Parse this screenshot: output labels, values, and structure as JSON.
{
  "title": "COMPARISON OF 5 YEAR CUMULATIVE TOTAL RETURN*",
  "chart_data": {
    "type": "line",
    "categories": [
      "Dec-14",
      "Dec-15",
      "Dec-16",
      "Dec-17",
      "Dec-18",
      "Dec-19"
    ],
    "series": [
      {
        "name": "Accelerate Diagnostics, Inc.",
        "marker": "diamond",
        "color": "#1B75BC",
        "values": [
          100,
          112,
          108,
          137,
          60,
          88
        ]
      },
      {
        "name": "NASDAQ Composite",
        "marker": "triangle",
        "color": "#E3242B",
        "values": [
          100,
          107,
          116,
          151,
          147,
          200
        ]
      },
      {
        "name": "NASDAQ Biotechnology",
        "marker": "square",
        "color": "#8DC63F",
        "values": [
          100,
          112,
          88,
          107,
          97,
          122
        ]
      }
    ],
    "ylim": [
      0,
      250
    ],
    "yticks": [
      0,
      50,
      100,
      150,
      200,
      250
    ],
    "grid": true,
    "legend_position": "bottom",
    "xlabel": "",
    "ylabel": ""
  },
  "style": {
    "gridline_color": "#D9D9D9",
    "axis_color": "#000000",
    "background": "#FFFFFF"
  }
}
|---|
» AIM OF THE EXERCISE: Extract the data in full. Keep it word for word.

» RESULT FOR THIS TASK:
Parse this screenshot: output labels, values, and structure as JSON.
{
  "title": "COMPARISON OF 5 YEAR CUMULATIVE TOTAL RETURN*",
  "chart_data": {
    "type": "line",
    "categories": [
      "Dec-14",
      "Dec-15",
      "Dec-16",
      "Dec-17",
      "Dec-18",
      "Dec-19"
    ],
    "series": [
      {
        "name": "Accelerate Diagnostics, Inc.",
        "marker": "diamond",
        "color": "#1B75BC",
        "values": [
          100,
          112,
          108,
          137,
          60,
          88
        ]
      },
      {
        "name": "NASDAQ Composite",
        "marker": "triangle",
        "color": "#E3242B",
        "values": [
          100,
          107,
          116,
          151,
          147,
          200
        ]
      },
      {
        "name": "NASDAQ Biotechnology",
        "marker": "square",
        "color": "#8DC63F",
        "values": [
          100,
          112,
          88,
          107,
          97,
          122
        ]
      }
    ],
    "ylim": [
      0,
      250
    ],
    "yticks": [
      0,
      50,
      100,
      150,
      200,
      250
    ],
    "grid": true,
    "legend_position": "bottom",
    "xlabel": "",
    "ylabel": ""
  },
  "style": {
    "gridline_color": "#D9D9D9",
    "axis_color": "#000000",
    "background": "#FFFFFF"
  }
}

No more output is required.